Document passage:
···
Implementing Role-Based Access Control with SSO in Multi-Tenant Applications

During my time at VMware, one of the most complex and critical projects I worked on was implementing Role-Based Access Control (RBAC) with Single Sign-On (SSO) for our SD-WAN orchestrator. As a multi-tenant application serving enterprise customers worldwide, we needed to support diverse authentication requirements while maintaining security, scalability, and ease of use.

The Challenge

Our SD-WAN orchestrator was rapidly growing from a single-tenant application to a multi-tenant SaaS platform. Each enterprise customer had unique requirements:

Diverse Identity Providers: Customers used different SSO providers (Active Directory, Okta, Azure AD, SAML, etc.)
···
(Region annotation records)
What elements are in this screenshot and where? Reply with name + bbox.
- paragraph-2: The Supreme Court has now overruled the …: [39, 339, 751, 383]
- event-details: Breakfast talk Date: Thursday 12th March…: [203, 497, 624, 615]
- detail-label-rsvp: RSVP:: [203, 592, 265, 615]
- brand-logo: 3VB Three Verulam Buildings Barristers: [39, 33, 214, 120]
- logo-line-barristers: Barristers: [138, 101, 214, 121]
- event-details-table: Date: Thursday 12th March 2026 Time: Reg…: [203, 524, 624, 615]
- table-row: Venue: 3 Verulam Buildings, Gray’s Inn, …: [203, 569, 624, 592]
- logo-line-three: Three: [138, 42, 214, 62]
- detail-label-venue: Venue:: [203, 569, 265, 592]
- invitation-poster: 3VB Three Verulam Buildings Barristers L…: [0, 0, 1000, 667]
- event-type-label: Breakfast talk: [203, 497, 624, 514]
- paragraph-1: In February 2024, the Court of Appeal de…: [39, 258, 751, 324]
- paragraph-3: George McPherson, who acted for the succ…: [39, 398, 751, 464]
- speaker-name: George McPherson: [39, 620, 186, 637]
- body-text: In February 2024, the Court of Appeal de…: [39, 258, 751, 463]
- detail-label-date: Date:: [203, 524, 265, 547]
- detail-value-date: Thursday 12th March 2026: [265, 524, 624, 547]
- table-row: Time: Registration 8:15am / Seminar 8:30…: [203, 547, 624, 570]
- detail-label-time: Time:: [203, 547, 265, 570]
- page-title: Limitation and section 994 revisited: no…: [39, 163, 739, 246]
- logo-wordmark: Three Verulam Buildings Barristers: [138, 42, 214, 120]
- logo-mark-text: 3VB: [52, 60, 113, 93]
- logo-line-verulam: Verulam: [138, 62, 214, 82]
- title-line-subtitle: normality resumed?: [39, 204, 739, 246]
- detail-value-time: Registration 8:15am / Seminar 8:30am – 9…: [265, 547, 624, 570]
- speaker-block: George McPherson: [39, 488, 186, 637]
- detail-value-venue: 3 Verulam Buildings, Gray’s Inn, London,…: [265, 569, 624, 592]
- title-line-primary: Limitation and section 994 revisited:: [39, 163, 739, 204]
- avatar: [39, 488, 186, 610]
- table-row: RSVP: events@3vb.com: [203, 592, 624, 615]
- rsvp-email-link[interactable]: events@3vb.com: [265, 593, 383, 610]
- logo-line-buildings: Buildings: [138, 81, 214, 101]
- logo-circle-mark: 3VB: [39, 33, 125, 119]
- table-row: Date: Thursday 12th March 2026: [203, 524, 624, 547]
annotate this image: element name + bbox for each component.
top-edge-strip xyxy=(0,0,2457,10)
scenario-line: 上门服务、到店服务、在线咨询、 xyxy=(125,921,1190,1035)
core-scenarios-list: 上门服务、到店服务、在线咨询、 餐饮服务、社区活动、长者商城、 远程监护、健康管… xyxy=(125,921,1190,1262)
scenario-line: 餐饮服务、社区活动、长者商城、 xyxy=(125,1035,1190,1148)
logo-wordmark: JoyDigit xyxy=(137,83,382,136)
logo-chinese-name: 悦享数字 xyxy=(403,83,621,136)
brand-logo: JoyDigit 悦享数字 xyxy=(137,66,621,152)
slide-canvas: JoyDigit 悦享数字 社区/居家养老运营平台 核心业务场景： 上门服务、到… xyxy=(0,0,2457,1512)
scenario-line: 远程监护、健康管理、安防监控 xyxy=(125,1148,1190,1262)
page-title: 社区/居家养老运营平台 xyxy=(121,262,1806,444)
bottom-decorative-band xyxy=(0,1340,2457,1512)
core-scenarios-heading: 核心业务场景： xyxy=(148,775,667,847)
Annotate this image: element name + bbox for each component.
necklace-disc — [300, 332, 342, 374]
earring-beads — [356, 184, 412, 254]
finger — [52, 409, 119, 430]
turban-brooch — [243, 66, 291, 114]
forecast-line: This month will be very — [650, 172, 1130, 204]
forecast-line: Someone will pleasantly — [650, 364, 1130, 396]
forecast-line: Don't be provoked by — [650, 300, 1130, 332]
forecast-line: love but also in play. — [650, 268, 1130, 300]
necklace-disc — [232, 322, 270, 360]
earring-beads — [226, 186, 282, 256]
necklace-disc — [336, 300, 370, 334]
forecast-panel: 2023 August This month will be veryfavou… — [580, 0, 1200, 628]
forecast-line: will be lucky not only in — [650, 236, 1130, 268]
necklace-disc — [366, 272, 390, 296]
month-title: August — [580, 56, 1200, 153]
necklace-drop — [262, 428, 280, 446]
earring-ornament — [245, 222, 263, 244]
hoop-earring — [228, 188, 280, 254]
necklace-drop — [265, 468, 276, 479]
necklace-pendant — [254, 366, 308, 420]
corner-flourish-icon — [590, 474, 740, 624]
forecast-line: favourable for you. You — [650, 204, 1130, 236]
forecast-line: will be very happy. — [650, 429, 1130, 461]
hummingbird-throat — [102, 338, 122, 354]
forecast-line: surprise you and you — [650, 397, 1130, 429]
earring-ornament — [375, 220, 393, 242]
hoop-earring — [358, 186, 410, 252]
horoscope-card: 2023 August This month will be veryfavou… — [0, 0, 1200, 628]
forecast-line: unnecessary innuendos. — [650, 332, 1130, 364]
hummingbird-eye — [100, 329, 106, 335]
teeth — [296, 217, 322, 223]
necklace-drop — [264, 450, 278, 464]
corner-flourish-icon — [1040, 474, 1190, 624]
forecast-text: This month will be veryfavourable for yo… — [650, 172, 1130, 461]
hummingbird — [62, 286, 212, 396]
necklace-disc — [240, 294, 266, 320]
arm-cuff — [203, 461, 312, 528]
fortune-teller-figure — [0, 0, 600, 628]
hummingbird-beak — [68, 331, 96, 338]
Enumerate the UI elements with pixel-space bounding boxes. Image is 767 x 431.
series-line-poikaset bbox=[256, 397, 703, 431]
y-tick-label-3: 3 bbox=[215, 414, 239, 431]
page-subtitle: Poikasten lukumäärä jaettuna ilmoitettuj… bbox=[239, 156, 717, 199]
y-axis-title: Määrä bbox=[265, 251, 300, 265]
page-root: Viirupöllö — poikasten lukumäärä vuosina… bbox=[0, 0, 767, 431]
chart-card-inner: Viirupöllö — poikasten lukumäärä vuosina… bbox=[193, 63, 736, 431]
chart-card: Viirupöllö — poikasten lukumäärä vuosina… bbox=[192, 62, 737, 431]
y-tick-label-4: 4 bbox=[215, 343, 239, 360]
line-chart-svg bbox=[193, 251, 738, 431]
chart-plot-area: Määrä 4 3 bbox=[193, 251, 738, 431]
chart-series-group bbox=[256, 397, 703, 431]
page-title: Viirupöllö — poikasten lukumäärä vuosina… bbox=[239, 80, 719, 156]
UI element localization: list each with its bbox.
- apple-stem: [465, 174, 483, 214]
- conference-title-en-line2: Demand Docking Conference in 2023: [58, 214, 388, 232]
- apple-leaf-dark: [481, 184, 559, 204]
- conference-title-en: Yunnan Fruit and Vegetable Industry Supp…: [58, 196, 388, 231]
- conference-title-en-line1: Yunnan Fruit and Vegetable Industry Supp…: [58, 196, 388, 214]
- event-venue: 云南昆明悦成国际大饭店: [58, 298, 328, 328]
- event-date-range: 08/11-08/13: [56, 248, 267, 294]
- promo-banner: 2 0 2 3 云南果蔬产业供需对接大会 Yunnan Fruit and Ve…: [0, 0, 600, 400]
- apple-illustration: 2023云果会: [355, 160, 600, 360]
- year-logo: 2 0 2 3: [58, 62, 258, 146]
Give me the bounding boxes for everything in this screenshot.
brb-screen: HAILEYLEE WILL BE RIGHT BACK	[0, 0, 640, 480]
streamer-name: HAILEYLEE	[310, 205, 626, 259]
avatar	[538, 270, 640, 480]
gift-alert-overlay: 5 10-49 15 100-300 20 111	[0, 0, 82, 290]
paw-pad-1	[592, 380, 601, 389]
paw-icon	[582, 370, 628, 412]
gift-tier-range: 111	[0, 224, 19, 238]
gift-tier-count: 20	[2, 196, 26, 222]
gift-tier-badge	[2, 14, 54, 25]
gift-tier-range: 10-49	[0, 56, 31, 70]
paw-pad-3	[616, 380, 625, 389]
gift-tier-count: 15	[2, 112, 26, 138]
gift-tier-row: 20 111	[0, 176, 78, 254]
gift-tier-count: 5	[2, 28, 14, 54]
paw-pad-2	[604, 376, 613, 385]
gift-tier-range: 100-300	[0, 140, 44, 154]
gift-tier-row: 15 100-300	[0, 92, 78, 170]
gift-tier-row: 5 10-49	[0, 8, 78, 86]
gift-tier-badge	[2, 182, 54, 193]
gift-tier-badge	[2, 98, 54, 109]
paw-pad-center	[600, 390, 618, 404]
···
What is expected: Edit the passage on role-based access control with SSO between "Our SD-WAN orchestrator was" and "AD, SAML, etc.)", inclusive, so that "SaaS platform" becomes "cloud service".

Full solution:
Our SD-WAN orchestrator was rapidly growing from a single-tenant application to a multi-tenant cloud service. Each enterprise customer had unique requirements:

Diverse Identity Providers: Customers used different SSO providers (Active Directory, Okta, Azure AD, SAML, etc.)